EXERCISE REQUIREMENTS:
Each entry needs to be restated exactly as written.
# start of MATERIAL FOR THIS EXERCISE
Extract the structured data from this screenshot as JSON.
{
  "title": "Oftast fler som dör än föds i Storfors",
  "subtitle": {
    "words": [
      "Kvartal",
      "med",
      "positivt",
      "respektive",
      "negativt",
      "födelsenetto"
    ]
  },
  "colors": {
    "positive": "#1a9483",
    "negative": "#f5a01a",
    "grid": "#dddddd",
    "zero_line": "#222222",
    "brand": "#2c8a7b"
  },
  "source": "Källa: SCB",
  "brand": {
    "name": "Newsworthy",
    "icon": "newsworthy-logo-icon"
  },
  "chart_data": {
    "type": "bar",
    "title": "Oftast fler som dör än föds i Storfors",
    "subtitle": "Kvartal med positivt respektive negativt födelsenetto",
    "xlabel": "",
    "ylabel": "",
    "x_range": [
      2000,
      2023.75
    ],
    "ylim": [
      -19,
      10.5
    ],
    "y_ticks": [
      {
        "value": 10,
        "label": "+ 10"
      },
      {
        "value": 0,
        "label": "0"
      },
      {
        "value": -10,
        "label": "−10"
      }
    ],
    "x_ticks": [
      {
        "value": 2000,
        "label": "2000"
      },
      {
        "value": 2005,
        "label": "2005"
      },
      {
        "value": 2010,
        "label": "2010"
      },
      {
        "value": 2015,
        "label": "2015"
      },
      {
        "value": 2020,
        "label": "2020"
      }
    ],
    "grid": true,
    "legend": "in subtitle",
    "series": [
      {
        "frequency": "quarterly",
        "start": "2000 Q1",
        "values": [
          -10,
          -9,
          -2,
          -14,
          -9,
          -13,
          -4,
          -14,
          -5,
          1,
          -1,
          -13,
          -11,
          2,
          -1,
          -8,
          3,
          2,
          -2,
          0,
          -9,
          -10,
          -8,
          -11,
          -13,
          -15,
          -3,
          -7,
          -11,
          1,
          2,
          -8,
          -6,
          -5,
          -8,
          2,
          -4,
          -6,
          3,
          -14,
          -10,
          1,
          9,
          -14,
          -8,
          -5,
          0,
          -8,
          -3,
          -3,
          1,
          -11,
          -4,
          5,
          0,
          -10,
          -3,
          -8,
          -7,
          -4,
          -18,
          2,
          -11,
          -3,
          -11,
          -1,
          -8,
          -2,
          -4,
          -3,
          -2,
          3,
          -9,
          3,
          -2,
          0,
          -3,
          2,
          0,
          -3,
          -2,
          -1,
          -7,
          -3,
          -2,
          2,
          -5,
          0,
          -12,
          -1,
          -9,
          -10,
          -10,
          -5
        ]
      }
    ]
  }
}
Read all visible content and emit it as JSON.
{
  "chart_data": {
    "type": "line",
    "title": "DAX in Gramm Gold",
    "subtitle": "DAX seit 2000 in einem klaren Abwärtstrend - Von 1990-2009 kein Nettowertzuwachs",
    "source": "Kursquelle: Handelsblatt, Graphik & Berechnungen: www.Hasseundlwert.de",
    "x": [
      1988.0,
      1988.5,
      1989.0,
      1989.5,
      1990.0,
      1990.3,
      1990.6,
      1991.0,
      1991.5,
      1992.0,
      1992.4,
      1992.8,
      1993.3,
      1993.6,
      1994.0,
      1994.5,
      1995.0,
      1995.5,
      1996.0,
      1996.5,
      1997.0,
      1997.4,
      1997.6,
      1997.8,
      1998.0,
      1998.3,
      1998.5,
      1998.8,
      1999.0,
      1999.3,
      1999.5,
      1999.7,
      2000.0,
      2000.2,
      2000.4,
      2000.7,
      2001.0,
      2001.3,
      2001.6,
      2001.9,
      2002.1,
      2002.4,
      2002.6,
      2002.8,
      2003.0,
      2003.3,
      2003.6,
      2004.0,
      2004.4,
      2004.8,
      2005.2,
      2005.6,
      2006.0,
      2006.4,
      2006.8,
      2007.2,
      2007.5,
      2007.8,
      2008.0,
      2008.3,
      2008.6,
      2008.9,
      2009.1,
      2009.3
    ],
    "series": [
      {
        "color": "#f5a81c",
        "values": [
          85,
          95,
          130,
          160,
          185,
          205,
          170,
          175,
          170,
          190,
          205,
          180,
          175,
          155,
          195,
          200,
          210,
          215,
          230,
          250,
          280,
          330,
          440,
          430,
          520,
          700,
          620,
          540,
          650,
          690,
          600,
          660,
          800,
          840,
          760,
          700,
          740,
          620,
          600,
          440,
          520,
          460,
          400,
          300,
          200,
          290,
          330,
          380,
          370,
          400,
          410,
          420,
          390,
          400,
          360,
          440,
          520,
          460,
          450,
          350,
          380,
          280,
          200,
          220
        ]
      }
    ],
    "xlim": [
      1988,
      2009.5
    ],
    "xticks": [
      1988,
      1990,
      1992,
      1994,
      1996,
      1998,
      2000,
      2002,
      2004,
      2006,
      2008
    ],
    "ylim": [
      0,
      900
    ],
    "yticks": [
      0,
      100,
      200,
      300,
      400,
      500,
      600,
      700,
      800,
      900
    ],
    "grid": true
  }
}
# end of MATERIAL FOR THIS EXERCISE
SOLUTION TO THIS EXERCISE:
Extract the structured data from this screenshot as JSON.
{
  "title": "Oftast fler som dör än föds i Storfors",
  "subtitle": {
    "words": [
      "Kvartal",
      "med",
      "positivt",
      "respektive",
      "negativt",
      "födelsenetto"
    ]
  },
  "colors": {
    "positive": "#1a9483",
    "negative": "#f5a01a",
    "grid": "#dddddd",
    "zero_line": "#222222",
    "brand": "#2c8a7b"
  },
  "source": "Källa: SCB",
  "brand": {
    "name": "Newsworthy",
    "icon": "newsworthy-logo-icon"
  },
  "chart_data": {
    "type": "bar",
    "title": "Oftast fler som dör än föds i Storfors",
    "subtitle": "Kvartal med positivt respektive negativt födelsenetto",
    "xlabel": "",
    "ylabel": "",
    "x_range": [
      2000,
      2023.75
    ],
    "ylim": [
      -19,
      10.5
    ],
    "y_ticks": [
      {
        "value": 10,
        "label": "+ 10"
      },
      {
        "value": 0,
        "label": "0"
      },
      {
        "value": -10,
        "label": "−10"
      }
    ],
    "x_ticks": [
      {
        "value": 2000,
        "label": "2000"
      },
      {
        "value": 2005,
        "label": "2005"
      },
      {
        "value": 2010,
        "label": "2010"
      },
      {
        "value": 2015,
        "label": "2015"
      },
      {
        "value": 2020,
        "label": "2020"
      }
    ],
    "grid": true,
    "legend": "in subtitle",
    "series": [
      {
        "frequency": "quarterly",
        "start": "2000 Q1",
        "values": [
          -10,
          -9,
          -2,
          -14,
          -9,
          -13,
          -4,
          -14,
          -5,
          1,
          -1,
          -13,
          -11,
          2,
          -1,
          -8,
          3,
          2,
          -2,
          0,
          -9,
          -10,
          -8,
          -11,
          -13,
          -15,
          -3,
          -7,
          -11,
          1,
          2,
          -8,
          -6,
          -5,
          -8,
          2,
          -4,
          -6,
          3,
          -14,
          -10,
          1,
          9,
          -14,
          -8,
          -5,
          0,
          -8,
          -3,
          -3,
          1,
          -11,
          -4,
          5,
          0,
          -10,
          -3,
          -8,
          -7,
          -4,
          -18,
          2,
          -11,
          -3,
          -11,
          -1,
          -8,
          -2,
          -4,
          -3,
          -2,
          3,
          -9,
          3,
          -2,
          0,
          -3,
          2,
          0,
          -3,
          -2,
          -1,
          -7,
          -3,
          -2,
          2,
          -5,
          0,
          -12,
          -1,
          -9,
          -10,
          -10,
          -5
        ]
      }
    ]
  }
}
Read all visible content and emit it as JSON.
{
  "chart_data": {
    "type": "line",
    "title": "DAX in Gramm Gold",
    "subtitle": "DAX seit 2000 in einem klaren Abwärtstrend - Von 1990-2009 kein Nettowertzuwachs",
    "source": "Kursquelle: Handelsblatt, Graphik & Berechnungen: www.Hasseundlwert.de",
    "x": [
      1988.0,
      1988.5,
      1989.0,
      1989.5,
      1990.0,
      1990.3,
      1990.6,
      1991.0,
      1991.5,
      1992.0,
      1992.4,
      1992.8,
      1993.3,
      1993.6,
      1994.0,
      1994.5,
      1995.0,
      1995.5,
      1996.0,
      1996.5,
      1997.0,
      1997.4,
      1997.6,
      1997.8,
      1998.0,
      1998.3,
      1998.5,
      1998.8,
      1999.0,
      1999.3,
      1999.5,
      1999.7,
      2000.0,
      2000.2,
      2000.4,
      2000.7,
      2001.0,
      2001.3,
      2001.6,
      2001.9,
      2002.1,
      2002.4,
      2002.6,
      2002.8,
      2003.0,
      2003.3,
      2003.6,
      2004.0,
      2004.4,
      2004.8,
      2005.2,
      2005.6,
      2006.0,
      2006.4,
      2006.8,
      2007.2,
      2007.5,
      2007.8,
      2008.0,
      2008.3,
      2008.6,
      2008.9,
      2009.1,
      2009.3
    ],
    "series": [
      {
        "color": "#f5a81c",
        "values": [
          85,
          95,
          130,
          160,
          185,
          205,
          170,
          175,
          170,
          190,
          205,
          180,
          175,
          155,
          195,
          200,
          210,
          215,
          230,
          250,
          280,
          330,
          440,
          430,
          520,
          700,
          620,
          540,
          650,
          690,
          600,
          660,
          800,
          840,
          760,
          700,
          740,
          620,
          600,
          440,
          520,
          460,
          400,
          300,
          200,
          290,
          330,
          380,
          370,
          400,
          410,
          420,
          390,
          400,
          360,
          440,
          520,
          460,
          450,
          350,
          380,
          280,
          200,
          220
        ]
      }
    ],
    "xlim": [
      1988,
      2009.5
    ],
    "xticks": [
      1988,
      1990,
      1992,
      1994,
      1996,
      1998,
      2000,
      2002,
      2004,
      2006,
      2008
    ],
    "ylim": [
      0,
      900
    ],
    "yticks": [
      0,
      100,
      200,
      300,
      400,
      500,
      600,
      700,
      800,
      900
    ],
    "grid": true
  }
}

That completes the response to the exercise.